» Figure contents as structured data:

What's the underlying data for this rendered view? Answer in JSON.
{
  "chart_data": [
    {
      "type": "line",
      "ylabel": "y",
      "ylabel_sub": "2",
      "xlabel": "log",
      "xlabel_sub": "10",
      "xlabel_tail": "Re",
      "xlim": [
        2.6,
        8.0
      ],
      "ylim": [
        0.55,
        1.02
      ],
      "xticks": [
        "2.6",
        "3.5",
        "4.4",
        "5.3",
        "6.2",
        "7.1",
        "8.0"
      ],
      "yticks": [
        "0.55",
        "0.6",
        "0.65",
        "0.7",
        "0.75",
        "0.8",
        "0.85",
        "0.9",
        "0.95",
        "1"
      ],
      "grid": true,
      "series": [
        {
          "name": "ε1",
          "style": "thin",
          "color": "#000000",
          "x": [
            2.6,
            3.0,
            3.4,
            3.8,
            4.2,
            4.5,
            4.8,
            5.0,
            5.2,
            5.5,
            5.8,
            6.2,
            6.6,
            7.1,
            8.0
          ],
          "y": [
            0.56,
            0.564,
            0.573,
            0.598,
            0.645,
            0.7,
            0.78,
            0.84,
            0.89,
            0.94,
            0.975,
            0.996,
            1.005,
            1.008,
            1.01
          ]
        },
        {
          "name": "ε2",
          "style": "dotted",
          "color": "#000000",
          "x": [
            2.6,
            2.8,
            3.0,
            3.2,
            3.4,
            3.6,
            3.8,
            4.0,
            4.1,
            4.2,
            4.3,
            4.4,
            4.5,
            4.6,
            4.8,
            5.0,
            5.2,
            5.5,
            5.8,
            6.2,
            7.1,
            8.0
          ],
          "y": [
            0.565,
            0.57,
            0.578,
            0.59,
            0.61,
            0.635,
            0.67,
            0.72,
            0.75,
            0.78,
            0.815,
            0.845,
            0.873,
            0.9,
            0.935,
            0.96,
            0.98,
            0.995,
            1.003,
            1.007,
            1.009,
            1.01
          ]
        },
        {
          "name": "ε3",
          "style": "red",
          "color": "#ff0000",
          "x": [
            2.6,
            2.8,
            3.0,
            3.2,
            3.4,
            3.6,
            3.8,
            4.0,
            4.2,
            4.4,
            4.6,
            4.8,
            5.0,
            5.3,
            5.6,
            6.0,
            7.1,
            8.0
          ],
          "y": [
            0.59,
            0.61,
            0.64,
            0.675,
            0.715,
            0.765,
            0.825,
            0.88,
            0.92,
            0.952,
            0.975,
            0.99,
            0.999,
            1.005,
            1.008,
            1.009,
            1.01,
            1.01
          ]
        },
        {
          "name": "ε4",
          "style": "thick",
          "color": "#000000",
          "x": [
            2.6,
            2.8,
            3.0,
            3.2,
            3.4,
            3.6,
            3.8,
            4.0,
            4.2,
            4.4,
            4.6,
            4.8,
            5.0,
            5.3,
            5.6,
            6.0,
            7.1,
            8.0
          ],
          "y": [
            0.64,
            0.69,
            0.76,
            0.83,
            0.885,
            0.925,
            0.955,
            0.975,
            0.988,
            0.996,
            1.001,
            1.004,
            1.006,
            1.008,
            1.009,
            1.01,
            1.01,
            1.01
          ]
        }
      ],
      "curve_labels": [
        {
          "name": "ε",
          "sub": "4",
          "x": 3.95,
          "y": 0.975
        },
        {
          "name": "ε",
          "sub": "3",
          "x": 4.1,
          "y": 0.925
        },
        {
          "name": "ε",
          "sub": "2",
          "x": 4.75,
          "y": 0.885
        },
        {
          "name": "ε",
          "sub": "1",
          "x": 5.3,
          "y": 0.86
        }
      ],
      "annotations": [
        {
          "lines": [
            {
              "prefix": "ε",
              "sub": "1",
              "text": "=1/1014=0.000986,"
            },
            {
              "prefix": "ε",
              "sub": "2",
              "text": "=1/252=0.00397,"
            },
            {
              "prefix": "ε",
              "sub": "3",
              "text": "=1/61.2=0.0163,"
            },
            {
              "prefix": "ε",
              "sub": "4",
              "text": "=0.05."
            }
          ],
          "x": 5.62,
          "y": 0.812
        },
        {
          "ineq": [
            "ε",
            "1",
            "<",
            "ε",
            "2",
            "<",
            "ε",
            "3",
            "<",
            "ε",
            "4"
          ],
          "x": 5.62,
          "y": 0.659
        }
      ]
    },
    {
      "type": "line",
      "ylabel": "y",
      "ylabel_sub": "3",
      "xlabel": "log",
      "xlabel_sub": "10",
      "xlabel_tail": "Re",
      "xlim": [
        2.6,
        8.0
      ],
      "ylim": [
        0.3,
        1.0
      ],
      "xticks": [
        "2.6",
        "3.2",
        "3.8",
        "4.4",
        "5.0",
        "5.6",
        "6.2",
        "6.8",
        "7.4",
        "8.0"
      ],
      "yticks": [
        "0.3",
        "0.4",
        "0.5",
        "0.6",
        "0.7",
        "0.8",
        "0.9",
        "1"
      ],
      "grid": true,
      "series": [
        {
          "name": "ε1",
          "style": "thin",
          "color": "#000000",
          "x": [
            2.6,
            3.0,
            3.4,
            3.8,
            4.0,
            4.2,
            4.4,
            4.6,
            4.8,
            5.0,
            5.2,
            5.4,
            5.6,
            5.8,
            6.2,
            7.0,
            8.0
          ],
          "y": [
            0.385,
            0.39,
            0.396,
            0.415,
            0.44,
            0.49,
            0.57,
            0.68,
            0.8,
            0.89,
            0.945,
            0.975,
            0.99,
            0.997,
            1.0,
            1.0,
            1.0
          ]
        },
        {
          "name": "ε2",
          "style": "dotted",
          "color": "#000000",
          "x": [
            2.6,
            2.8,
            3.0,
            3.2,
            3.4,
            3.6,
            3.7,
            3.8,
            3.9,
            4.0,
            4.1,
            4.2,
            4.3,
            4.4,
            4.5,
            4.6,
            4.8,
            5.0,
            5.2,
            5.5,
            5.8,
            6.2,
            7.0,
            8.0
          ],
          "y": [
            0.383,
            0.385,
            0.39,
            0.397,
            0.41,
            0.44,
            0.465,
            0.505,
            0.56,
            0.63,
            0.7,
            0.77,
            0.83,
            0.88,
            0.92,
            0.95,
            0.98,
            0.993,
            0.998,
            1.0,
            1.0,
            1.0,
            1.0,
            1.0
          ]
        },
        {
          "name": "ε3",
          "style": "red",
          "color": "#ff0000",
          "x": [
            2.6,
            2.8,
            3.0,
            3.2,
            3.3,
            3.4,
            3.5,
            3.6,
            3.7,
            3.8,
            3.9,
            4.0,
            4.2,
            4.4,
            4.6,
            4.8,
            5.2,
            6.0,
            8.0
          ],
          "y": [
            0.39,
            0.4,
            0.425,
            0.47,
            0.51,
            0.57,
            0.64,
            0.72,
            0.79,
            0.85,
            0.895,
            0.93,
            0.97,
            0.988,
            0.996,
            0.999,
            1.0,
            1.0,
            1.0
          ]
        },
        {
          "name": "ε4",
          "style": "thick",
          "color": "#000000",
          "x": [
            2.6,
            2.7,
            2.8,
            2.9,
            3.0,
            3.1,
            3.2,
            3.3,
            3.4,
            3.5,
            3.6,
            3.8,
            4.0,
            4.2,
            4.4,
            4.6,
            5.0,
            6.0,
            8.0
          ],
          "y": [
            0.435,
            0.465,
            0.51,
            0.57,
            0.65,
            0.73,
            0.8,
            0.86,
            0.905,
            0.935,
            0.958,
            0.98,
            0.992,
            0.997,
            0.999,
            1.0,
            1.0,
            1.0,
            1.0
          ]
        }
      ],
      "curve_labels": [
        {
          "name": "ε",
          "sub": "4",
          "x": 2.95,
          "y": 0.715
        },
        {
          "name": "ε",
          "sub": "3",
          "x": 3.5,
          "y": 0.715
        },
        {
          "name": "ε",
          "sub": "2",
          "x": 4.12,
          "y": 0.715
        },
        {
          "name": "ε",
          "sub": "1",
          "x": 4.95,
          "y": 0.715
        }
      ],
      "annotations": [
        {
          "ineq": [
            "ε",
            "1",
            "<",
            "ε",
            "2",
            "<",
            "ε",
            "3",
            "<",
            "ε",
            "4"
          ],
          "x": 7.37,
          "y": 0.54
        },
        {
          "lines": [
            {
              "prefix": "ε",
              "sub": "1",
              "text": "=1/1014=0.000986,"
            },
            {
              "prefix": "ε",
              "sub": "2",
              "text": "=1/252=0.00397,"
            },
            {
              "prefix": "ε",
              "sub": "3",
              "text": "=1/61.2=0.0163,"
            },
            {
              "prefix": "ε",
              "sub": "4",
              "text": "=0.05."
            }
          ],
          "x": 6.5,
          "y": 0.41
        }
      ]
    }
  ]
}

...

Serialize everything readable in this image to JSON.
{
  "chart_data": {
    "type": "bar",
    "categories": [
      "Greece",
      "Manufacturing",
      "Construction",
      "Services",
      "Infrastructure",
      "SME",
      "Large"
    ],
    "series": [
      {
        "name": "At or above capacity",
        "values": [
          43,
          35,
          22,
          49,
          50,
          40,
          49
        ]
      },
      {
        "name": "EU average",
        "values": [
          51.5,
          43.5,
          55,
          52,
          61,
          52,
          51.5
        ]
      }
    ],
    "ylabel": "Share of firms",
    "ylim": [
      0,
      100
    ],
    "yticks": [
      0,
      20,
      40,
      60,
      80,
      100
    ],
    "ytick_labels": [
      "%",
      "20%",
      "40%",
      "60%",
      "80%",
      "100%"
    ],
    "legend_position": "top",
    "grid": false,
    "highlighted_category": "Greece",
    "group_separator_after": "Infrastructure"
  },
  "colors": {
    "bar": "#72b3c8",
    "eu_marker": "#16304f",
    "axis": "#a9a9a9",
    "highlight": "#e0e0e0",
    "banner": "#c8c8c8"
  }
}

--

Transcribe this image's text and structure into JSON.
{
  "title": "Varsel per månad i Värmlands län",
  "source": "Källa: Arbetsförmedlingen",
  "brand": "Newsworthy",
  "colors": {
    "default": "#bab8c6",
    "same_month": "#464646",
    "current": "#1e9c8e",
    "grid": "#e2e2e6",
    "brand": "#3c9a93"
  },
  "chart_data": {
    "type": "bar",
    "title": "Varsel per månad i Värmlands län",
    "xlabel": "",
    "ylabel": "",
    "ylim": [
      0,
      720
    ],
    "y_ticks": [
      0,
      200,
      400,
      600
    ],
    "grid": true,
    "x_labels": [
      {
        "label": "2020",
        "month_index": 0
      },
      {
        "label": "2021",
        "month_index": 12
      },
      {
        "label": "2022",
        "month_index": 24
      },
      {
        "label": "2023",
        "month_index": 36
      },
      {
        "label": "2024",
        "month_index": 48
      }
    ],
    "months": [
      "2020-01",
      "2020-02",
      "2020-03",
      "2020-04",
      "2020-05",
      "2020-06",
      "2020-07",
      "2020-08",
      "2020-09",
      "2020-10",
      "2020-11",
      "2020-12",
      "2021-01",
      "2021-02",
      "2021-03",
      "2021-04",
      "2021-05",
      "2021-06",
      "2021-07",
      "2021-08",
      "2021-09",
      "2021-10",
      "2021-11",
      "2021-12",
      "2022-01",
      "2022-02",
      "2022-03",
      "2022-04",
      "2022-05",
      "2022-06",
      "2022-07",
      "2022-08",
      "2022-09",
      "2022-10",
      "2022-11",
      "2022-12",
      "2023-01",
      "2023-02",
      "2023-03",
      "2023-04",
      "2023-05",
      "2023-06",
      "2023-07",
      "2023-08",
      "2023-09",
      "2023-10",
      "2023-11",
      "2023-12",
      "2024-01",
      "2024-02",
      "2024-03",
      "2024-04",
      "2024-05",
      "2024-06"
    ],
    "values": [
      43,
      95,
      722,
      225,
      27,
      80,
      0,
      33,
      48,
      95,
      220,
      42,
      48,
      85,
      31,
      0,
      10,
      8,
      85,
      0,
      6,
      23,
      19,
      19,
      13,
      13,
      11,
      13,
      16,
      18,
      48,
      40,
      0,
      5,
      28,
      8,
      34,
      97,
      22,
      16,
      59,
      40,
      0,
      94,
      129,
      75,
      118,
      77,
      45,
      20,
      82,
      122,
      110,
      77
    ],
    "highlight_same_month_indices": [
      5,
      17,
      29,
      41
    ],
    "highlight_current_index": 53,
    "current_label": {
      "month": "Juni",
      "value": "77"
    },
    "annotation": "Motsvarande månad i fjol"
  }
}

» Exercise:
Using the records above, copy each line that contains "this".

» Correct response:
What's the underlying data for this rendered view? Answer in JSON.
Serialize everything readable in this image to JSON.
Transcribe this image's text and structure into JSON.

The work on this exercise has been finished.